◆ EXCERPT PROVIDED
>>>

Reputation: 4844
<Document>
<A>
<B>
<C></C>
</B>
</A>
<E>
<F>
<C></C>
</F>
<G>
<C></C>
</G>
</E>
</Document>
If i load the above XML into an XmlDocument and do a SelectSingleNode on A using the XPath query //C
XmlNode oNode = oDocument.SelectSingleNode("E"); XmlNodeList oNodeList = oNode.SelectNodes("//C");
why does it return nodes from Under B when what I would expect to happen would that it only return nodes from under E
Make sense?
Edit : How would i make it only return from that node onwards?
Upvotes: 19
Views: 31197
Reputation: 22777
//C
is all C nodes in the entire document
/E//C
would be only C nodes under E
/C
would be only the root C node
See the xpath syntax reference
Upvotes: 6
Reputation: 62397
Specifying .//C
will achieve what you want, otherwise, the XPath starts from the document root rather than the current node.
The confusion is in the definition of //
from the XPath standard as follows:
// is short for /descendant-or-self::node()/. For example, //para is short for /descendant-or-self::node()/child::para and so will select any para element in the document (even a para element that is a document element will be selected by //para since the document element node is a child of the root node); div//para is short for div/descendant-or-self::node()/child::para and so will select all para descendants of div children.

<<<

◆ PROBLEMS AND TASKS
1 – Answer each question from the XPath thread:
(a) Which XPath query did the asker pass to SelectNodes?
(b) Which expression does the first reply give for selecting only the C nodes under E?
(c) According to the quoted XPath standard, what is // short for?
2 – According to the XPath thread, why does specifying .//C give the asker the result they want? Answer in one to three sentences.
3 – Continue the XPath thread from its last sentence.
The records are separate material with no connection to the XPath thread.

◆ DATA SUPPLIED
>>>

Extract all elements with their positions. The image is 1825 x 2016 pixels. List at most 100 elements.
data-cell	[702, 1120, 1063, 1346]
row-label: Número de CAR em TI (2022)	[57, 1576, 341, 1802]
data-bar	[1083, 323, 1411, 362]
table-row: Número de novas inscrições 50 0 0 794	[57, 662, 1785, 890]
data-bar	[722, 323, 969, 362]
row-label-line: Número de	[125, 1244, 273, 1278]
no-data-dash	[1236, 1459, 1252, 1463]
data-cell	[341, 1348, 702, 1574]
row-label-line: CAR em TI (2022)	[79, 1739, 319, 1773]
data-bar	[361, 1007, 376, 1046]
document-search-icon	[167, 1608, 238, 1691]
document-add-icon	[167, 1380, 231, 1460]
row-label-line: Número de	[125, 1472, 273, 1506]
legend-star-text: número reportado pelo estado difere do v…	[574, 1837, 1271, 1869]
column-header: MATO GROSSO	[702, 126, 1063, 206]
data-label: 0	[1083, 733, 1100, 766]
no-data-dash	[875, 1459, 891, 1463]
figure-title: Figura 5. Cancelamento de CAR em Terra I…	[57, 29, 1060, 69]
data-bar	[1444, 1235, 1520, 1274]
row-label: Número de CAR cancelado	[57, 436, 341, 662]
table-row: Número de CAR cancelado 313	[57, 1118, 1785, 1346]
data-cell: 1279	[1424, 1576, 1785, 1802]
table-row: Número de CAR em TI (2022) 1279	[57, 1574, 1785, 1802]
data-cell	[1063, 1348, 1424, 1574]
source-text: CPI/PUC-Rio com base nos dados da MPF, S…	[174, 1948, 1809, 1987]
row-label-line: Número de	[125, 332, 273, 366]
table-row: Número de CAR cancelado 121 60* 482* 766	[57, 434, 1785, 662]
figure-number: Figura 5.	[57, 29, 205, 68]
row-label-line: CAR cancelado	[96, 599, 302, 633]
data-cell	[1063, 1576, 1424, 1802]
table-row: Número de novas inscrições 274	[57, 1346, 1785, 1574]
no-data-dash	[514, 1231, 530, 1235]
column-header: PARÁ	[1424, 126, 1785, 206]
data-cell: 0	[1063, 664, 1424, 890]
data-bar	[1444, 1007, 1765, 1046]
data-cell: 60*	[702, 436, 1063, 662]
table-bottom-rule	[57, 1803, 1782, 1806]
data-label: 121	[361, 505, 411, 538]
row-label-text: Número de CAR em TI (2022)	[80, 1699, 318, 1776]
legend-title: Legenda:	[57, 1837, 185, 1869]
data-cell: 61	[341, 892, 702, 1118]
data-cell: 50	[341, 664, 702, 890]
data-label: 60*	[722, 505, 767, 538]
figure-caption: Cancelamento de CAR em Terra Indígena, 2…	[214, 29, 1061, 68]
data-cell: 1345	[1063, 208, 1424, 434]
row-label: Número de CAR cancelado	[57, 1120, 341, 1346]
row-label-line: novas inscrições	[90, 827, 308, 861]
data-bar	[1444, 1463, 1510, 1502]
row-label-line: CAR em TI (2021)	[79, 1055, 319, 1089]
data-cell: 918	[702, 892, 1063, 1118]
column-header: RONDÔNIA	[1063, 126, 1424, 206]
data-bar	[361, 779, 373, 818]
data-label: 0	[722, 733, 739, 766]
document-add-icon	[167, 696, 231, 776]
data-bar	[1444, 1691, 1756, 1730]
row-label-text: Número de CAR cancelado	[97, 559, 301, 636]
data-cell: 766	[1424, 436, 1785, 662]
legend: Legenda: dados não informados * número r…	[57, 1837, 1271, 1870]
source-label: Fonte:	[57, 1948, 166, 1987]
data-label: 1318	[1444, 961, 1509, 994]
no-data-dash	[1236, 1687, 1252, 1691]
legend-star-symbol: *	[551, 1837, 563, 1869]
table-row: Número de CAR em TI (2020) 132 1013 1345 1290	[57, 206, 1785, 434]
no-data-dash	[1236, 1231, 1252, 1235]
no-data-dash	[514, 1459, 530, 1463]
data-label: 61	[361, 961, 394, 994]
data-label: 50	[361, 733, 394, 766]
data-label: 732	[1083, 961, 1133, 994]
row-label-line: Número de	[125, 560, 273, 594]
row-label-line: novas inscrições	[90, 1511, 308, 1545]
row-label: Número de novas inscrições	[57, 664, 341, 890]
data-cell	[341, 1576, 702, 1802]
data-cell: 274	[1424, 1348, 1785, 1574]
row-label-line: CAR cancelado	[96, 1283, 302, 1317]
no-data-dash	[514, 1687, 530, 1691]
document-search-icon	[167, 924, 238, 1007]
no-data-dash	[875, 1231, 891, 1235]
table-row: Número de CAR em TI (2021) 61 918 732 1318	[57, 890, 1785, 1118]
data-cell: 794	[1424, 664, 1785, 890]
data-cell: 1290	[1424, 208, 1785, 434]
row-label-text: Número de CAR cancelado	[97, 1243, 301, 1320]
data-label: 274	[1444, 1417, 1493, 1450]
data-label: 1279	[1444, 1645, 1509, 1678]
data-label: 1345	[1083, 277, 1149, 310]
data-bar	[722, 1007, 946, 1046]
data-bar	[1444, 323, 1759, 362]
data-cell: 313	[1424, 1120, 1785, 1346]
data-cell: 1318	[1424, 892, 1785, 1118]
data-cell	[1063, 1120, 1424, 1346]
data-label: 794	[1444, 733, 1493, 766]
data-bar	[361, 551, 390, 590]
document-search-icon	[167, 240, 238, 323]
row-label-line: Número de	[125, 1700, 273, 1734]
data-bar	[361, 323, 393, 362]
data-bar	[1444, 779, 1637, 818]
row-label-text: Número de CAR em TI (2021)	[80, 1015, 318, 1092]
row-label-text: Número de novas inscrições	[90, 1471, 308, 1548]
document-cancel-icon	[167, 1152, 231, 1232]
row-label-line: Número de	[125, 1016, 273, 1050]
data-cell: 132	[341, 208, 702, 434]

<<<

◆ WRITTEN ANSWERS
1 –
(a) //C
(b) /E//C
(c) /descendant-or-self::node()/

2 – Without the leading dot, the XPath starts from the document root rather than the current node, so //C selects C elements anywhere in the document. Adding the dot makes the search start from the current node.

3 –
Because //
is short for /descendant-or-self::node()/
it starts at the document level unless you specify a node at the start.
Upvotes: 11
Reputation: 22859
In the XPATH Specification you will find under 2.5 the following statement:
//para selects all the para descendants of the document root and thus selects all para elements in the same document as the context node
i.e. the behaviour you observe is valid. You should do something like "/E//C"
Upvotes: 3
Reputation: 1063884
Simply: a leading // means "at any level" in the same document as the selected node.